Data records

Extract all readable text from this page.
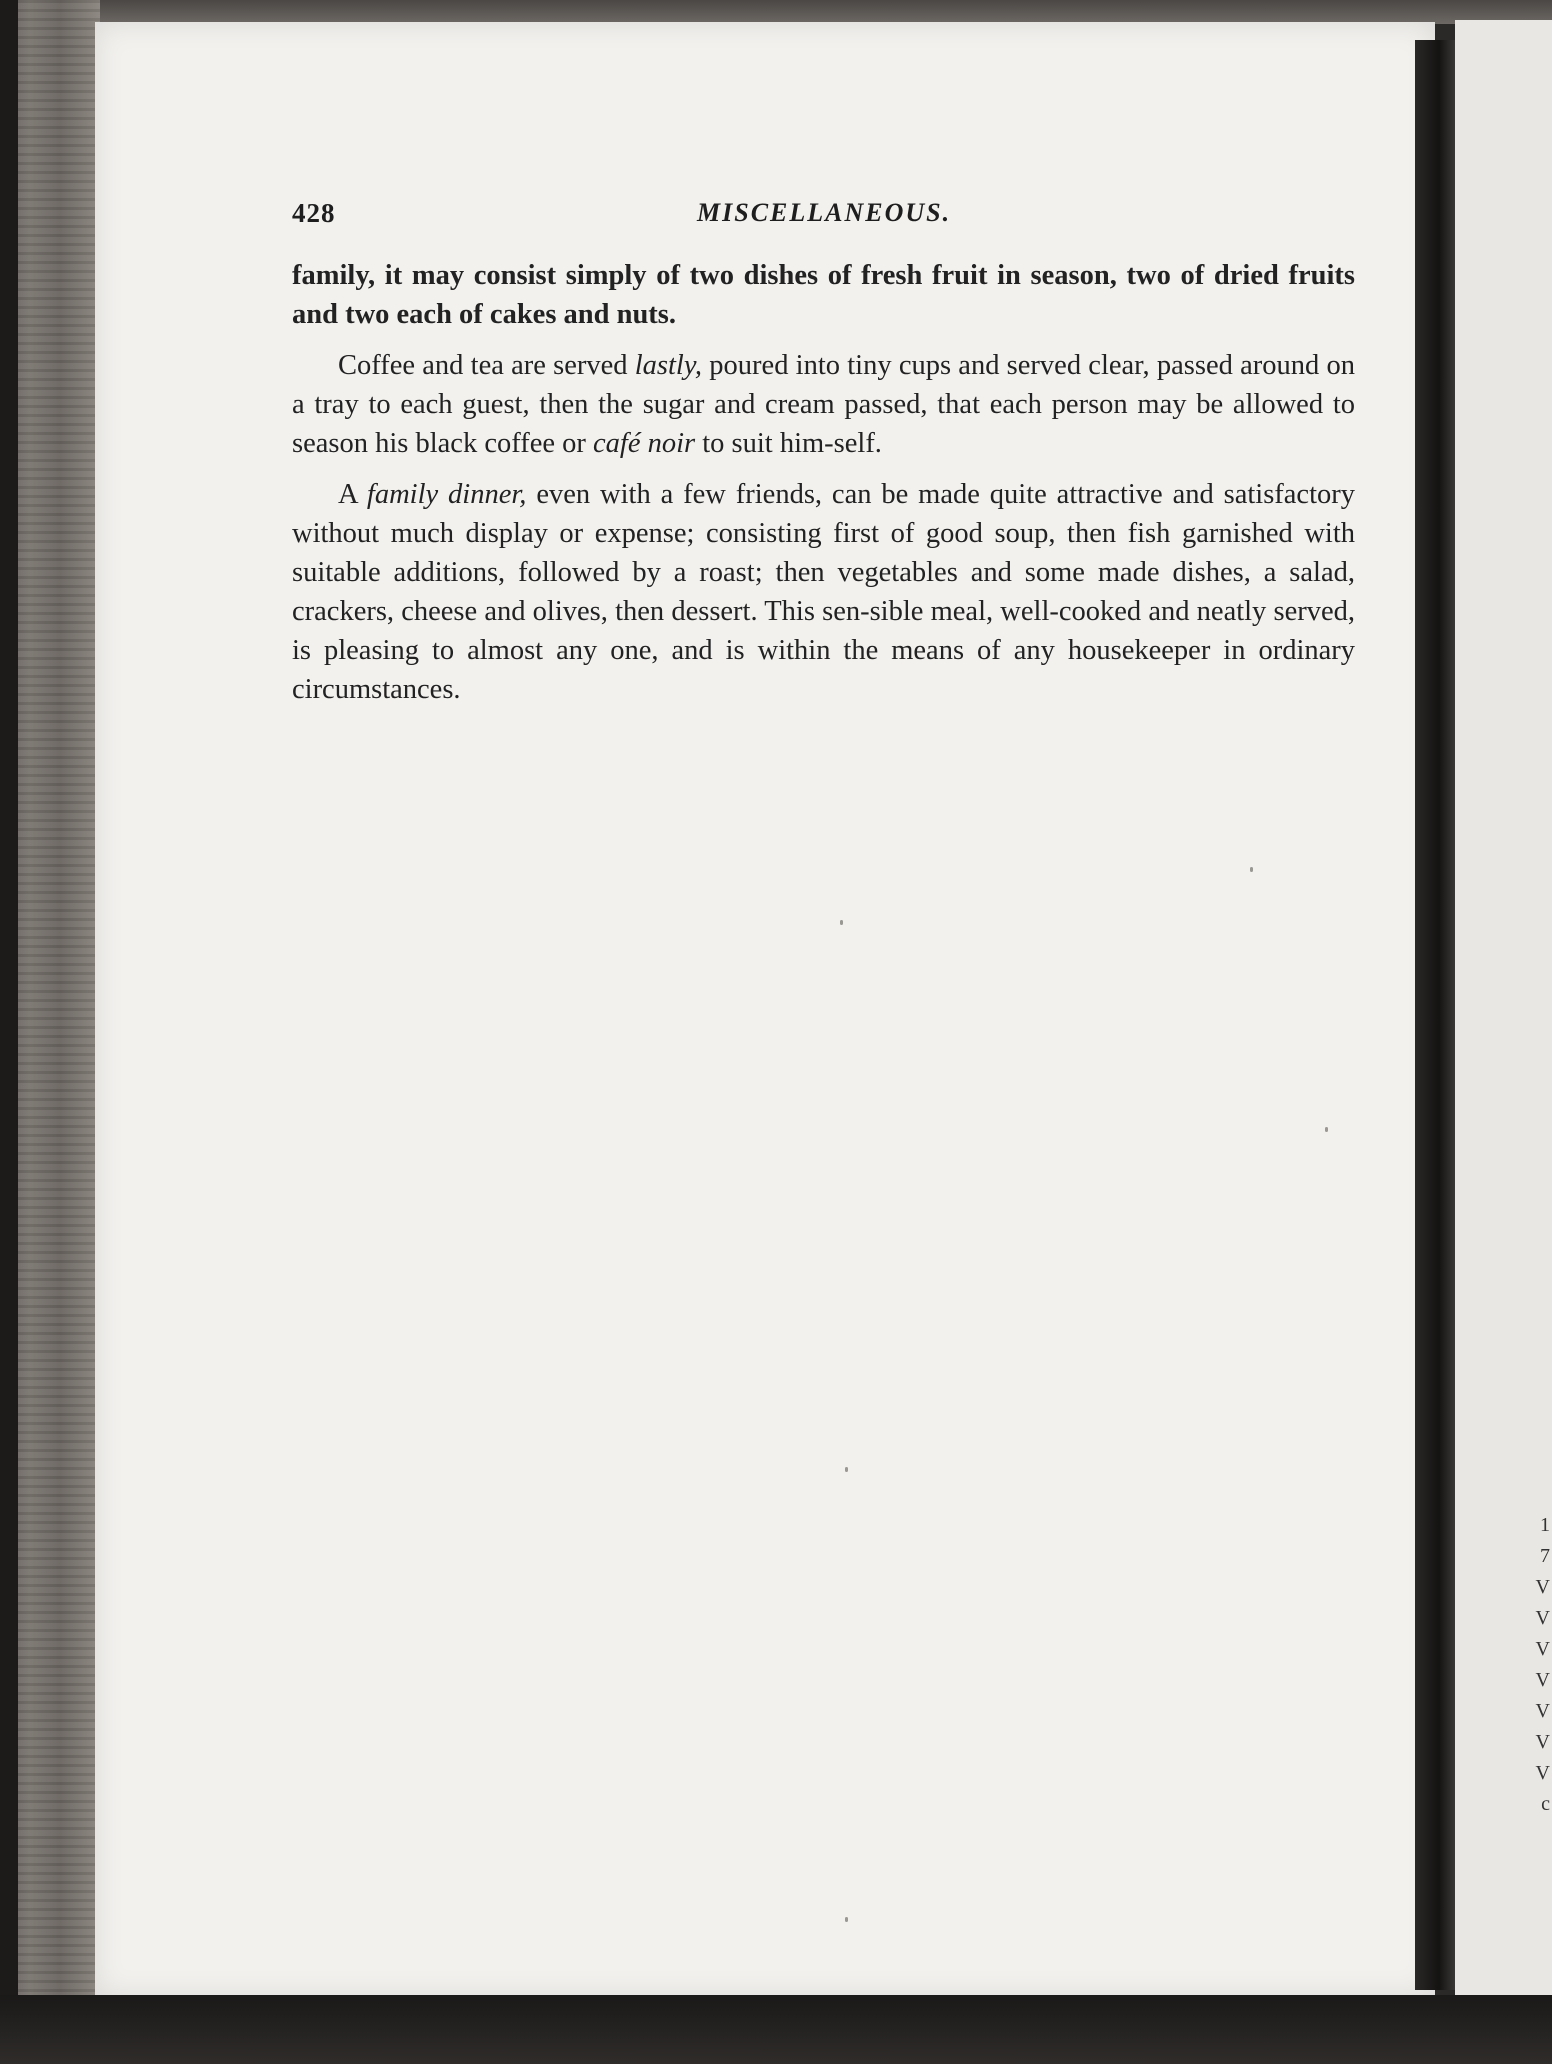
1
7
V
V
V
V
V
V
V
c
428	MISCELLANEOUS.

family, it may consist simply of two dishes of fresh fruit in season, two of dried fruits and two each of cakes and nuts.

Coffee and tea are served lastly, poured into tiny cups and served clear, passed around on a tray to each guest, then the sugar and cream passed, that each person may be allowed to season his black coffee or café noir to suit him-self.

A family dinner, even with a few friends, can be made quite attractive and satisfactory without much display or expense; consisting first of good soup, then fish garnished with suitable additions, followed by a roast; then vegetables and some made dishes, a salad, crackers, cheese and olives, then dessert. This sen-sible meal, well-cooked and neatly served, is pleasing to almost any one, and is within the means of any housekeeper in ordinary circumstances.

### Exercise directions
Repeat the material above in full and unchanged, minus its images.

### Answer to this task
Extract all readable text from this page.
1
7
V
V
V
V
V
V
V
c
428	MISCELLANEOUS.

family, it may consist simply of two dishes of fresh fruit in season, two of dried fruits and two each of cakes and nuts.

Coffee and tea are served lastly, poured into tiny cups and served clear, passed around on a tray to each guest, then the sugar and cream passed, that each person may be allowed to season his black coffee or café noir to suit him-self.

A family dinner, even with a few friends, can be made quite attractive and satisfactory without much display or expense; consisting first of good soup, then fish garnished with suitable additions, followed by a roast; then vegetables and some made dishes, a salad, crackers, cheese and olives, then dessert. This sen-sible meal, well-cooked and neatly served, is pleasing to almost any one, and is within the means of any housekeeper in ordinary circumstances.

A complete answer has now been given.